------ Records supplied ------
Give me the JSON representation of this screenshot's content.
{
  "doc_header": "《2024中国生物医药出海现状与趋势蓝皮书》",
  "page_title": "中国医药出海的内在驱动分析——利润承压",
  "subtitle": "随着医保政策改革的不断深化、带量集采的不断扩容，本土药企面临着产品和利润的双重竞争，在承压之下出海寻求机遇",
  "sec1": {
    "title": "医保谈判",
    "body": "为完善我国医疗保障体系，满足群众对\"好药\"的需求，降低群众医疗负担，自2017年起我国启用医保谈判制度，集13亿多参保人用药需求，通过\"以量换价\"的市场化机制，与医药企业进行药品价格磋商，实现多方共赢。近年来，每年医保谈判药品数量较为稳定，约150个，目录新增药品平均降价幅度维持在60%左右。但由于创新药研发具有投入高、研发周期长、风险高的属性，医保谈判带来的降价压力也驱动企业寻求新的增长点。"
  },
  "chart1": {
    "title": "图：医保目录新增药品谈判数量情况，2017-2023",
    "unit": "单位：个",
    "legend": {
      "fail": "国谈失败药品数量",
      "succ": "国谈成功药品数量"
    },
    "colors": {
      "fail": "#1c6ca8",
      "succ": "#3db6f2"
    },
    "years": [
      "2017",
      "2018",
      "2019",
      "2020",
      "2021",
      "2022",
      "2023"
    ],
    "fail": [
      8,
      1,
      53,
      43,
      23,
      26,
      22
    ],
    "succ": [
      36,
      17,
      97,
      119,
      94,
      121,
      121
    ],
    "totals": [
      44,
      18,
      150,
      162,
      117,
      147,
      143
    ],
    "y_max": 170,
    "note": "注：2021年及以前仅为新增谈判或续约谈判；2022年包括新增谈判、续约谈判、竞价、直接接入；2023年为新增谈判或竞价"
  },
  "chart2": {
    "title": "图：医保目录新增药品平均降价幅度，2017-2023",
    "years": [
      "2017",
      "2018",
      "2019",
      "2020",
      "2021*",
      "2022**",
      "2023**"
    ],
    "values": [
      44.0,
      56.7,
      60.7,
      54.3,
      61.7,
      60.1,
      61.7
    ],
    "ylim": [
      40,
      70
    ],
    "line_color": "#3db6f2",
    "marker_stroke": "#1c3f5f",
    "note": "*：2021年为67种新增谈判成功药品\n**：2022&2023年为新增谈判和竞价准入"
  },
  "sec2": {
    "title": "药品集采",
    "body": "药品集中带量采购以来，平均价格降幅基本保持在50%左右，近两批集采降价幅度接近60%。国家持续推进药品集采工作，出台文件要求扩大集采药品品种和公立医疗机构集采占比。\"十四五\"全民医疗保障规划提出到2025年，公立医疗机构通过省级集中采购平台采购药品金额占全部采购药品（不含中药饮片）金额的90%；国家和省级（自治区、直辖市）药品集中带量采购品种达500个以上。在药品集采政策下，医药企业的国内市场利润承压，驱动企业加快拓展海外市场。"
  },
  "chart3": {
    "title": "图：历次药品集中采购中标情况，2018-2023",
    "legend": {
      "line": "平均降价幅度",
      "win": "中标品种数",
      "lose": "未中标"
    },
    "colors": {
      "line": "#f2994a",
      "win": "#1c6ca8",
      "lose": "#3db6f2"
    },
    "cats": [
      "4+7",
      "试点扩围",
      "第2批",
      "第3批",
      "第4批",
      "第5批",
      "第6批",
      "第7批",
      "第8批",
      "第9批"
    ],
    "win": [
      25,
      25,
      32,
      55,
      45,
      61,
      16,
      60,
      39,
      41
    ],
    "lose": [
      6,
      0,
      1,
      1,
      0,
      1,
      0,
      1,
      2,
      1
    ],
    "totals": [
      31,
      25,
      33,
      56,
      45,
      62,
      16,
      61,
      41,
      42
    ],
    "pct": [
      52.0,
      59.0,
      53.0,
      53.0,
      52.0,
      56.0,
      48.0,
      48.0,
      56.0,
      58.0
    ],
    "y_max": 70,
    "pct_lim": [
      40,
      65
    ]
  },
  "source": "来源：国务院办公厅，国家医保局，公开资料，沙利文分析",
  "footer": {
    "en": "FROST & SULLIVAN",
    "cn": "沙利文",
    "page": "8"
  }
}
------
■ **Short task**
Could you transcribe the records in full, exactly?

■ **Correct response**
Give me the JSON representation of this screenshot's content.
{
  "doc_header": "《2024中国生物医药出海现状与趋势蓝皮书》",
  "page_title": "中国医药出海的内在驱动分析——利润承压",
  "subtitle": "随着医保政策改革的不断深化、带量集采的不断扩容，本土药企面临着产品和利润的双重竞争，在承压之下出海寻求机遇",
  "sec1": {
    "title": "医保谈判",
    "body": "为完善我国医疗保障体系，满足群众对\"好药\"的需求，降低群众医疗负担，自2017年起我国启用医保谈判制度，集13亿多参保人用药需求，通过\"以量换价\"的市场化机制，与医药企业进行药品价格磋商，实现多方共赢。近年来，每年医保谈判药品数量较为稳定，约150个，目录新增药品平均降价幅度维持在60%左右。但由于创新药研发具有投入高、研发周期长、风险高的属性，医保谈判带来的降价压力也驱动企业寻求新的增长点。"
  },
  "chart1": {
    "title": "图：医保目录新增药品谈判数量情况，2017-2023",
    "unit": "单位：个",
    "legend": {
      "fail": "国谈失败药品数量",
      "succ": "国谈成功药品数量"
    },
    "colors": {
      "fail": "#1c6ca8",
      "succ": "#3db6f2"
    },
    "years": [
      "2017",
      "2018",
      "2019",
      "2020",
      "2021",
      "2022",
      "2023"
    ],
    "fail": [
      8,
      1,
      53,
      43,
      23,
      26,
      22
    ],
    "succ": [
      36,
      17,
      97,
      119,
      94,
      121,
      121
    ],
    "totals": [
      44,
      18,
      150,
      162,
      117,
      147,
      143
    ],
    "y_max": 170,
    "note": "注：2021年及以前仅为新增谈判或续约谈判；2022年包括新增谈判、续约谈判、竞价、直接接入；2023年为新增谈判或竞价"
  },
  "chart2": {
    "title": "图：医保目录新增药品平均降价幅度，2017-2023",
    "years": [
      "2017",
      "2018",
      "2019",
      "2020",
      "2021*",
      "2022**",
      "2023**"
    ],
    "values": [
      44.0,
      56.7,
      60.7,
      54.3,
      61.7,
      60.1,
      61.7
    ],
    "ylim": [
      40,
      70
    ],
    "line_color": "#3db6f2",
    "marker_stroke": "#1c3f5f",
    "note": "*：2021年为67种新增谈判成功药品\n**：2022&2023年为新增谈判和竞价准入"
  },
  "sec2": {
    "title": "药品集采",
    "body": "药品集中带量采购以来，平均价格降幅基本保持在50%左右，近两批集采降价幅度接近60%。国家持续推进药品集采工作，出台文件要求扩大集采药品品种和公立医疗机构集采占比。\"十四五\"全民医疗保障规划提出到2025年，公立医疗机构通过省级集中采购平台采购药品金额占全部采购药品（不含中药饮片）金额的90%；国家和省级（自治区、直辖市）药品集中带量采购品种达500个以上。在药品集采政策下，医药企业的国内市场利润承压，驱动企业加快拓展海外市场。"
  },
  "chart3": {
    "title": "图：历次药品集中采购中标情况，2018-2023",
    "legend": {
      "line": "平均降价幅度",
      "win": "中标品种数",
      "lose": "未中标"
    },
    "colors": {
      "line": "#f2994a",
      "win": "#1c6ca8",
      "lose": "#3db6f2"
    },
    "cats": [
      "4+7",
      "试点扩围",
      "第2批",
      "第3批",
      "第4批",
      "第5批",
      "第6批",
      "第7批",
      "第8批",
      "第9批"
    ],
    "win": [
      25,
      25,
      32,
      55,
      45,
      61,
      16,
      60,
      39,
      41
    ],
    "lose": [
      6,
      0,
      1,
      1,
      0,
      1,
      0,
      1,
      2,
      1
    ],
    "totals": [
      31,
      25,
      33,
      56,
      45,
      62,
      16,
      61,
      41,
      42
    ],
    "pct": [
      52.0,
      59.0,
      53.0,
      53.0,
      52.0,
      56.0,
      48.0,
      48.0,
      56.0,
      58.0
    ],
    "y_max": 70,
    "pct_lim": [
      40,
      65
    ]
  },
  "source": "来源：国务院办公厅，国家医保局，公开资料，沙利文分析",
  "footer": {
    "en": "FROST & SULLIVAN",
    "cn": "沙利文",
    "page": "8"
  }
}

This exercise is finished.